Task statement: List each line of the data in which the string "screenshot" appears.

Information provided:
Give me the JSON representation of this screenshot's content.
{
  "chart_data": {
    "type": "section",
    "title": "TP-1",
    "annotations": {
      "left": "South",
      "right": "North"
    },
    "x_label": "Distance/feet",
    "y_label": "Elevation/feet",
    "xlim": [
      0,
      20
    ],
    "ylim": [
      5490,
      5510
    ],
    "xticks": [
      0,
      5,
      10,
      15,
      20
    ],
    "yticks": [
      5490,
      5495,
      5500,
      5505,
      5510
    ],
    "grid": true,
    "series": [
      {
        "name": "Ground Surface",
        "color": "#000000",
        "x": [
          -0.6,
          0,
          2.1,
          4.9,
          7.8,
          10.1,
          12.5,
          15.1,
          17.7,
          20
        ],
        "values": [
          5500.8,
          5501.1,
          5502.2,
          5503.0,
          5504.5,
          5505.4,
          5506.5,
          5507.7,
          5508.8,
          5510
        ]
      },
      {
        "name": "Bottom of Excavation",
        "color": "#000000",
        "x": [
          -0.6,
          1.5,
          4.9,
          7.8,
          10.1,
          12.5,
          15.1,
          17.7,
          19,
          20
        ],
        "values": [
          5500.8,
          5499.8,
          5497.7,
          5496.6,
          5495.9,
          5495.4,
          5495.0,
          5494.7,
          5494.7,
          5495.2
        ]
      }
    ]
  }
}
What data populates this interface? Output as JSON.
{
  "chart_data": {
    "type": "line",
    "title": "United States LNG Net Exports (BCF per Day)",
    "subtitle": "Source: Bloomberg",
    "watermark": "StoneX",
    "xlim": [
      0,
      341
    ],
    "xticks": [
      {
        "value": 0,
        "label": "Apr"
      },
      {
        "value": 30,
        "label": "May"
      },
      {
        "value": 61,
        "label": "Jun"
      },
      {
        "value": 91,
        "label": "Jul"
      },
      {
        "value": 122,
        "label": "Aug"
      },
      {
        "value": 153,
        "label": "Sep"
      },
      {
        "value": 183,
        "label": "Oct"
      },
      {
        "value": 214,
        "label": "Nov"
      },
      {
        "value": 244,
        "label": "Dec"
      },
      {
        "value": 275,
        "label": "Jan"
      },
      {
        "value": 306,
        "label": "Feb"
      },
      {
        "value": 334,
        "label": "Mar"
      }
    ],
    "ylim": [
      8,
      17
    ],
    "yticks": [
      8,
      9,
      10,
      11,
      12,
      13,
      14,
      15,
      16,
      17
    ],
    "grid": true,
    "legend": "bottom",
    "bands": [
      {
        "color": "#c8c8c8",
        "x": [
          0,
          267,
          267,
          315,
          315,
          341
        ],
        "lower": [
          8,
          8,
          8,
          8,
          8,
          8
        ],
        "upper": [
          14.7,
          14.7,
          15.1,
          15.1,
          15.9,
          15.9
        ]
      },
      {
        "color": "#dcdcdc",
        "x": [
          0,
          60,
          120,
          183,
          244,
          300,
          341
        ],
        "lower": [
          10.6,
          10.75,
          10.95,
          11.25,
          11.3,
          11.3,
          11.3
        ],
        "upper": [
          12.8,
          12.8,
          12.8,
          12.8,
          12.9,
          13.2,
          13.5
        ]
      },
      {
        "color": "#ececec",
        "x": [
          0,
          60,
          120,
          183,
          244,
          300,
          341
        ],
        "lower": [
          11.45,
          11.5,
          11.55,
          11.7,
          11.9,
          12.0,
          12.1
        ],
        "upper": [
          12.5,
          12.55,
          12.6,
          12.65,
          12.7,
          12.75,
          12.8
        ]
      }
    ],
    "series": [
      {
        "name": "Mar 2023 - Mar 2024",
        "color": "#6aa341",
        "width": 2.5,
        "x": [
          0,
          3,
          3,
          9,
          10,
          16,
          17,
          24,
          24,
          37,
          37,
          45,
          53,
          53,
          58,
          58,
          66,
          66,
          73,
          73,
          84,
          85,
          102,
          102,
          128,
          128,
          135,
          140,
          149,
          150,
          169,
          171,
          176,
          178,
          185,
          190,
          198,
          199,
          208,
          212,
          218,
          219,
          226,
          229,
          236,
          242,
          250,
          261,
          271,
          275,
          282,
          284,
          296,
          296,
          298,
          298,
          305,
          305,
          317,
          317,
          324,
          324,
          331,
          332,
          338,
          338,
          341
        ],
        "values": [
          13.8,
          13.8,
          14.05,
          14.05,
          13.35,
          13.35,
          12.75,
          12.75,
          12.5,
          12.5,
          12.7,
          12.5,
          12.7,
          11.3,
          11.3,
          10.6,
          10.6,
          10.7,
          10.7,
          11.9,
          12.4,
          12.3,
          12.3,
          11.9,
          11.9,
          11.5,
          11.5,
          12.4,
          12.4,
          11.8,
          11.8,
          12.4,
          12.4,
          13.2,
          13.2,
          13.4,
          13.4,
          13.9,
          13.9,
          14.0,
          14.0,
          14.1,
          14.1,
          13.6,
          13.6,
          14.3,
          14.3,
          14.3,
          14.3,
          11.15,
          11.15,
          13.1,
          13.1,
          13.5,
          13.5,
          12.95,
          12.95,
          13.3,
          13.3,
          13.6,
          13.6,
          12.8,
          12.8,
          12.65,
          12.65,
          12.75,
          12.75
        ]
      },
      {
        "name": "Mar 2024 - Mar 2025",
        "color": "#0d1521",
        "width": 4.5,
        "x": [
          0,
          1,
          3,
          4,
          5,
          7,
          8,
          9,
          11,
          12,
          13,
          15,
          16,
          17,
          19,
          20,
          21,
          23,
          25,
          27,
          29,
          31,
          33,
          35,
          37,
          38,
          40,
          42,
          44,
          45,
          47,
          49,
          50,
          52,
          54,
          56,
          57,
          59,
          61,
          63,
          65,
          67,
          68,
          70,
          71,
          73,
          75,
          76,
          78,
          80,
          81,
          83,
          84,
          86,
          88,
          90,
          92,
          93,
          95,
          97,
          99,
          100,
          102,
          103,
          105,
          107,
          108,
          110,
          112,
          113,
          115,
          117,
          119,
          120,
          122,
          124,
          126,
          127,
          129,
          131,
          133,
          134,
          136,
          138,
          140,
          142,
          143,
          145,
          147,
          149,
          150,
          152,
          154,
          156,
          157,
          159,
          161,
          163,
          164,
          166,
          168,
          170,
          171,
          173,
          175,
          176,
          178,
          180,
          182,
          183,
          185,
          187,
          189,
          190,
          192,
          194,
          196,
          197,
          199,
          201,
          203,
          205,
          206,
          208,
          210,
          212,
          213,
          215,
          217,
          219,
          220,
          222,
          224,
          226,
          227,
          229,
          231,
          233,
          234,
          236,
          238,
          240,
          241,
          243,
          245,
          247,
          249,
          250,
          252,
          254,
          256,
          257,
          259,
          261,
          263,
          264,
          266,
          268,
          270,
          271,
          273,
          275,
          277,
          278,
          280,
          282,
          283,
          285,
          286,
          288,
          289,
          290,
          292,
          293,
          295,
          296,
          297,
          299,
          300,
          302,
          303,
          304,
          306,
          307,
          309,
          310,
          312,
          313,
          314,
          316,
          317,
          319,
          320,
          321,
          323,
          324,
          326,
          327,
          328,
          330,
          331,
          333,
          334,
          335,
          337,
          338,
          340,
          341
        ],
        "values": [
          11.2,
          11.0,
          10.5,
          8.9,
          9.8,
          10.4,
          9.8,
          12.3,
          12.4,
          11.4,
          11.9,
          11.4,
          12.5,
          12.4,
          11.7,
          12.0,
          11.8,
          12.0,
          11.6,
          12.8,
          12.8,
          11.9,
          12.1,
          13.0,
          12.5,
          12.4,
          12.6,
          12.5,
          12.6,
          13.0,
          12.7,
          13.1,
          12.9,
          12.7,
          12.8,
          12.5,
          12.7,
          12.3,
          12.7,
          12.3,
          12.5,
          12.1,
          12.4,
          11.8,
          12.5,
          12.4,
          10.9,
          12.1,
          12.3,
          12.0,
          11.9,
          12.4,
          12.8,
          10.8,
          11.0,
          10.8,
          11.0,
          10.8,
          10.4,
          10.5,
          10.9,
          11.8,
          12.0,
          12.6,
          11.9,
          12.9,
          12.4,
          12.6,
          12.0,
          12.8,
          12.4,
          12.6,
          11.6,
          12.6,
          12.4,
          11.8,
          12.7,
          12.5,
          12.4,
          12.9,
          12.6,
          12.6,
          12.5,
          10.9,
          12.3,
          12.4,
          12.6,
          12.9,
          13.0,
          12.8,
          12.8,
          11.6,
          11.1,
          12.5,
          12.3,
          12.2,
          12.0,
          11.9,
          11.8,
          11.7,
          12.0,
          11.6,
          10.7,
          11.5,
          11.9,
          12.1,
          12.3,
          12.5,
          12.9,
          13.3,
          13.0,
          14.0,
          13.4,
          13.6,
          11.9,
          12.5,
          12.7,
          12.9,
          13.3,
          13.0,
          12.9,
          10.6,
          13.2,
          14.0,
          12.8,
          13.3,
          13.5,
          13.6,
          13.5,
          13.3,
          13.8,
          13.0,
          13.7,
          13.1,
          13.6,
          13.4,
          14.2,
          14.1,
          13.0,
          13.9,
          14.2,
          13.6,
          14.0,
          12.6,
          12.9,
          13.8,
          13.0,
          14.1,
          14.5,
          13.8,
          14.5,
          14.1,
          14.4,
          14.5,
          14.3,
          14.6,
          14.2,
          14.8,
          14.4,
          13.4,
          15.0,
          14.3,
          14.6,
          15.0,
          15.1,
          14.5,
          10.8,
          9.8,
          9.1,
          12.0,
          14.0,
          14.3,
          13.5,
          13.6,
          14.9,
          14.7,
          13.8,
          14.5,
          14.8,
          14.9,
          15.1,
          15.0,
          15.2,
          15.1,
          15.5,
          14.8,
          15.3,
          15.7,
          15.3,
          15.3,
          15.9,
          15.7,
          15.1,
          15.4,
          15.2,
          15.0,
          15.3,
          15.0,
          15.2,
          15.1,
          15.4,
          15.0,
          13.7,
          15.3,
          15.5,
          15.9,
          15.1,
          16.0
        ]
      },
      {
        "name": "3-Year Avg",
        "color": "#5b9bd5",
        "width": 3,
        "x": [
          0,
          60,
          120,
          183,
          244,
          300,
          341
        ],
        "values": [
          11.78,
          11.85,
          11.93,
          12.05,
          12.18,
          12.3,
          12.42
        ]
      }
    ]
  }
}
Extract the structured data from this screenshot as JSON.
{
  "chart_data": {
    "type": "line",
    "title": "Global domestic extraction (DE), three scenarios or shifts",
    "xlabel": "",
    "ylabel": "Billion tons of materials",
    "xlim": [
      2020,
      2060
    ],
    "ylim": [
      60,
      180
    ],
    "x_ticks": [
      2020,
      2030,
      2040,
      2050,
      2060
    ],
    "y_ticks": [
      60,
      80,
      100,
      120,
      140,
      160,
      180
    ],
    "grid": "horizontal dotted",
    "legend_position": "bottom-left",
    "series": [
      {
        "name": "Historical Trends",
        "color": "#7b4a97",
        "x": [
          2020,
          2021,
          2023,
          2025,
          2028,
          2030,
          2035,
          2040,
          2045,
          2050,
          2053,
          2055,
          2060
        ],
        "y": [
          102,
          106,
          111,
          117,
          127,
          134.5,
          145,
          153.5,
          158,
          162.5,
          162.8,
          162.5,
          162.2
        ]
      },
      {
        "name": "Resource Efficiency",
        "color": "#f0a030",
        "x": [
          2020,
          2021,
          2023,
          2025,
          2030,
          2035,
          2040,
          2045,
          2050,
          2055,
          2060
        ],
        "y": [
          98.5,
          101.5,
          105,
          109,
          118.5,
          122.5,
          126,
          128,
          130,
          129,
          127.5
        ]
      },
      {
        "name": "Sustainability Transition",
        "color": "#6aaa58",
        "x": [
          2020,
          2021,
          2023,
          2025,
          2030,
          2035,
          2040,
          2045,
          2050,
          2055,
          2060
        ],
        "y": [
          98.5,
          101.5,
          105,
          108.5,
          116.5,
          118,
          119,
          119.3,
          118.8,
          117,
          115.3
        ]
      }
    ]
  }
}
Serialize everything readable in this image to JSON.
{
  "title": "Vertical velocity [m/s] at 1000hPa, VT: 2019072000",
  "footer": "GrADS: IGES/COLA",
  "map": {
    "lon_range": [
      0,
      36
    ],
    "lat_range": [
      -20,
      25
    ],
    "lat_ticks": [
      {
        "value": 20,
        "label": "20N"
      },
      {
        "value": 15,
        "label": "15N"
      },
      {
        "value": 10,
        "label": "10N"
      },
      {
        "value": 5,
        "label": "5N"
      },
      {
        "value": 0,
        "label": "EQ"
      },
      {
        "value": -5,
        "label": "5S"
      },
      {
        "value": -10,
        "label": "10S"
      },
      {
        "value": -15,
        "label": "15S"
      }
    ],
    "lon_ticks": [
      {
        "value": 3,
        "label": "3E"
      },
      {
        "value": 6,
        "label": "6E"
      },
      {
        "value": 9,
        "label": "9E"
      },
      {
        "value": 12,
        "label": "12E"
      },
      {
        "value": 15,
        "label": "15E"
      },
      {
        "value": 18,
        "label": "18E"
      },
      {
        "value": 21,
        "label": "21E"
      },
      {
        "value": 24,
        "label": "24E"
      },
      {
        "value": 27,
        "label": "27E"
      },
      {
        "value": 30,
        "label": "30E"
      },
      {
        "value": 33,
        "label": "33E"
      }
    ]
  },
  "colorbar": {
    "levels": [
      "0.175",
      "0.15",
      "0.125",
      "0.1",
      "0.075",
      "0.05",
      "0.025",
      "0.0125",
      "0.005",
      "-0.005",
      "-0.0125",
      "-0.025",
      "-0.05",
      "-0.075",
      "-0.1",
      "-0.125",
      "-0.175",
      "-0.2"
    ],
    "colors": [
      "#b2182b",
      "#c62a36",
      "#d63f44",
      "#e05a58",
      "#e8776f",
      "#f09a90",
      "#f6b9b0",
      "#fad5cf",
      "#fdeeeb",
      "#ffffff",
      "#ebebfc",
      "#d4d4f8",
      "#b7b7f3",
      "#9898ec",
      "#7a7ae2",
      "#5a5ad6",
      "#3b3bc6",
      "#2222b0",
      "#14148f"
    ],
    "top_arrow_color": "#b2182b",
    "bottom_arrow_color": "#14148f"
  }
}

Answer to the problem:
Give me the JSON representation of this screenshot's content.
Extract the structured data from this screenshot as JSON.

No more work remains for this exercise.